YOUR INSTRUCTIONS → Output every record word for word.

* begin *

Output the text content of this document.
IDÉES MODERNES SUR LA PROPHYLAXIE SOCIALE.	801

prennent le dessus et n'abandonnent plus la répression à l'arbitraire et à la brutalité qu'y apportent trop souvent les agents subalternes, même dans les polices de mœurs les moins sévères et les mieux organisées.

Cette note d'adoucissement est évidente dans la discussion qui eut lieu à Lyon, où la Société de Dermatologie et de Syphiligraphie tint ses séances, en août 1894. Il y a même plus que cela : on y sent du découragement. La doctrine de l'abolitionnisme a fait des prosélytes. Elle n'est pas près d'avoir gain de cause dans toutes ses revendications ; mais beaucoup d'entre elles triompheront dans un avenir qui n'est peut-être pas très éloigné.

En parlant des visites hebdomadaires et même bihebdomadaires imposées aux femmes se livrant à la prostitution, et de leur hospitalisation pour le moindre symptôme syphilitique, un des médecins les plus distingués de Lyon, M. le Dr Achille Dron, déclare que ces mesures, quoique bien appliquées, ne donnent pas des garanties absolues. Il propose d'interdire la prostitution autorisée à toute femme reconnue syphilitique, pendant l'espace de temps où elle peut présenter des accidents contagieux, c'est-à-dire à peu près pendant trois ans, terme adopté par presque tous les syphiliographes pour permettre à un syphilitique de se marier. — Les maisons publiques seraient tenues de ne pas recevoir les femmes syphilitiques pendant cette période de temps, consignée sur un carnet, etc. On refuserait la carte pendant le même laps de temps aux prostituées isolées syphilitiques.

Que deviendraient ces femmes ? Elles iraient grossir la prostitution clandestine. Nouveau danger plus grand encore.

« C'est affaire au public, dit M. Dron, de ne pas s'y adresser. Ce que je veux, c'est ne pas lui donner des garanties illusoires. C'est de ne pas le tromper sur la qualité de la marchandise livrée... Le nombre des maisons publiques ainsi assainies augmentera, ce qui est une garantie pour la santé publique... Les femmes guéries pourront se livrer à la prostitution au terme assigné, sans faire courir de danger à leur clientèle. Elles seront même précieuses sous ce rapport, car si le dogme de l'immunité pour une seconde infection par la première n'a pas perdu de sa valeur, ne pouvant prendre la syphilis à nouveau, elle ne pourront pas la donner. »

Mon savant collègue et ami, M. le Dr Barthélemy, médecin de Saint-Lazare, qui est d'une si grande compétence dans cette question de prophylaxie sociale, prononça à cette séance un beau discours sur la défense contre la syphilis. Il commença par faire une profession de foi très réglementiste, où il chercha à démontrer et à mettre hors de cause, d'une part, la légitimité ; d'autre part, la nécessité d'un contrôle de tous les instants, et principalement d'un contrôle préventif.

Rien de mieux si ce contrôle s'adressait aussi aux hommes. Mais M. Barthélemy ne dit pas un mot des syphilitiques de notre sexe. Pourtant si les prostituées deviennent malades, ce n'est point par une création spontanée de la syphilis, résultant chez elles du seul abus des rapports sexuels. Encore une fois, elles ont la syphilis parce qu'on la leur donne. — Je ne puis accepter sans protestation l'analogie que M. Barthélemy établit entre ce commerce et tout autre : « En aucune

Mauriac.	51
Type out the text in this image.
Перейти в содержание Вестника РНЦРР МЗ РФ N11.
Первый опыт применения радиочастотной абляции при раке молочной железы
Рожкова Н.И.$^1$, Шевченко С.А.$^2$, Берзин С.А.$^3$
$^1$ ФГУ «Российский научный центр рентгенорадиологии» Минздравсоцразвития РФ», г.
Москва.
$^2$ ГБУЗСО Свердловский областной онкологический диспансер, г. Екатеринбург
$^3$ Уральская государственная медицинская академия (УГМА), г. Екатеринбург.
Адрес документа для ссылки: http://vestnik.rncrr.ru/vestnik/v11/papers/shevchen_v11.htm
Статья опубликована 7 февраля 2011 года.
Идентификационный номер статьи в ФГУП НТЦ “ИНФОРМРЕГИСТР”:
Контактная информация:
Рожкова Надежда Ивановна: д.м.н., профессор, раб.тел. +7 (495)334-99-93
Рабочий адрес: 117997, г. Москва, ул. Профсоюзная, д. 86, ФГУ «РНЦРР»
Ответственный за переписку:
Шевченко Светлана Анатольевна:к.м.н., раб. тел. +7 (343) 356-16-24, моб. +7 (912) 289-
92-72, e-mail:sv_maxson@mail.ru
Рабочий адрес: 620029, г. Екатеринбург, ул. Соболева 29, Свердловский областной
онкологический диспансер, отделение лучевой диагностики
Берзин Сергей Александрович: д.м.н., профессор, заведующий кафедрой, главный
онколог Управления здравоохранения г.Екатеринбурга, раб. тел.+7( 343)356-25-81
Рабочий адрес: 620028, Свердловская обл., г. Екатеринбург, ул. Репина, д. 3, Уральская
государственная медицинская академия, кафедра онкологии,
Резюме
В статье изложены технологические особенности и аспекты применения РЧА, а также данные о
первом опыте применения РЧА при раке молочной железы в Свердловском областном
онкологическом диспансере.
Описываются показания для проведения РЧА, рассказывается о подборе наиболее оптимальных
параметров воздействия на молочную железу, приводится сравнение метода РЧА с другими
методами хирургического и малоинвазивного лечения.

* end *

SOLUTION FOR THIS TASK →
Output the text content of this document.
IDÉES MODERNES SUR LA PROPHYLAXIE SOCIALE.	801

prennent le dessus et n'abandonnent plus la répression à l'arbitraire et à la brutalité qu'y apportent trop souvent les agents subalternes, même dans les polices de mœurs les moins sévères et les mieux organisées.

Cette note d'adoucissement est évidente dans la discussion qui eut lieu à Lyon, où la Société de Dermatologie et de Syphiligraphie tint ses séances, en août 1894. Il y a même plus que cela : on y sent du découragement. La doctrine de l'abolitionnisme a fait des prosélytes. Elle n'est pas près d'avoir gain de cause dans toutes ses revendications ; mais beaucoup d'entre elles triompheront dans un avenir qui n'est peut-être pas très éloigné.

En parlant des visites hebdomadaires et même bihebdomadaires imposées aux femmes se livrant à la prostitution, et de leur hospitalisation pour le moindre symptôme syphilitique, un des médecins les plus distingués de Lyon, M. le Dr Achille Dron, déclare que ces mesures, quoique bien appliquées, ne donnent pas des garanties absolues. Il propose d'interdire la prostitution autorisée à toute femme reconnue syphilitique, pendant l'espace de temps où elle peut présenter des accidents contagieux, c'est-à-dire à peu près pendant trois ans, terme adopté par presque tous les syphiliographes pour permettre à un syphilitique de se marier. — Les maisons publiques seraient tenues de ne pas recevoir les femmes syphilitiques pendant cette période de temps, consignée sur un carnet, etc. On refuserait la carte pendant le même laps de temps aux prostituées isolées syphilitiques.

Que deviendraient ces femmes ? Elles iraient grossir la prostitution clandestine. Nouveau danger plus grand encore.

« C'est affaire au public, dit M. Dron, de ne pas s'y adresser. Ce que je veux, c'est ne pas lui donner des garanties illusoires. C'est de ne pas le tromper sur la qualité de la marchandise livrée... Le nombre des maisons publiques ainsi assainies augmentera, ce qui est une garantie pour la santé publique... Les femmes guéries pourront se livrer à la prostitution au terme assigné, sans faire courir de danger à leur clientèle. Elles seront même précieuses sous ce rapport, car si le dogme de l'immunité pour une seconde infection par la première n'a pas perdu de sa valeur, ne pouvant prendre la syphilis à nouveau, elle ne pourront pas la donner. »

Mon savant collègue et ami, M. le Dr Barthélemy, médecin de Saint-Lazare, qui est d'une si grande compétence dans cette question de prophylaxie sociale, prononça à cette séance un beau discours sur la défense contre la syphilis. Il commença par faire une profession de foi très réglementiste, où il chercha à démontrer et à mettre hors de cause, d'une part, la légitimité ; d'autre part, la nécessité d'un contrôle de tous les instants, et principalement d'un contrôle préventif.

Rien de mieux si ce contrôle s'adressait aussi aux hommes. Mais M. Barthélemy ne dit pas un mot des syphilitiques de notre sexe. Pourtant si les prostituées deviennent malades, ce n'est point par une création spontanée de la syphilis, résultant chez elles du seul abus des rapports sexuels. Encore une fois, elles ont la syphilis parce qu'on la leur donne. — Je ne puis accepter sans protestation l'analogie que M. Barthélemy établit entre ce commerce et tout autre : « En aucune

Mauriac.	51
Type out the text in this image.
Перейти в содержание Вестника РНЦРР МЗ РФ N11.
Первый опыт применения радиочастотной абляции при раке молочной железы
Рожкова Н.И.$^1$, Шевченко С.А.$^2$, Берзин С.А.$^3$
$^1$ ФГУ «Российский научный центр рентгенорадиологии» Минздравсоцразвития РФ», г.
Москва.
$^2$ ГБУЗСО Свердловский областной онкологический диспансер, г. Екатеринбург
$^3$ Уральская государственная медицинская академия (УГМА), г. Екатеринбург.
Адрес документа для ссылки: http://vestnik.rncrr.ru/vestnik/v11/papers/shevchen_v11.htm
Статья опубликована 7 февраля 2011 года.
Идентификационный номер статьи в ФГУП НТЦ “ИНФОРМРЕГИСТР”:
Контактная информация:
Рожкова Надежда Ивановна: д.м.н., профессор, раб.тел. +7 (495)334-99-93
Рабочий адрес: 117997, г. Москва, ул. Профсоюзная, д. 86, ФГУ «РНЦРР»
Ответственный за переписку:
Шевченко Светлана Анатольевна:к.м.н., раб. тел. +7 (343) 356-16-24, моб. +7 (912) 289-
92-72, e-mail:sv_maxson@mail.ru
Рабочий адрес: 620029, г. Екатеринбург, ул. Соболева 29, Свердловский областной
онкологический диспансер, отделение лучевой диагностики
Берзин Сергей Александрович: д.м.н., профессор, заведующий кафедрой, главный
онколог Управления здравоохранения г.Екатеринбурга, раб. тел.+7( 343)356-25-81
Рабочий адрес: 620028, Свердловская обл., г. Екатеринбург, ул. Репина, д. 3, Уральская
государственная медицинская академия, кафедра онкологии,
Резюме
В статье изложены технологические особенности и аспекты применения РЧА, а также данные о
первом опыте применения РЧА при раке молочной железы в Свердловском областном
онкологическом диспансере.
Описываются показания для проведения РЧА, рассказывается о подборе наиболее оптимальных
параметров воздействия на молочную железу, приводится сравнение метода РЧА с другими
методами хирургического и малоинвазивного лечения.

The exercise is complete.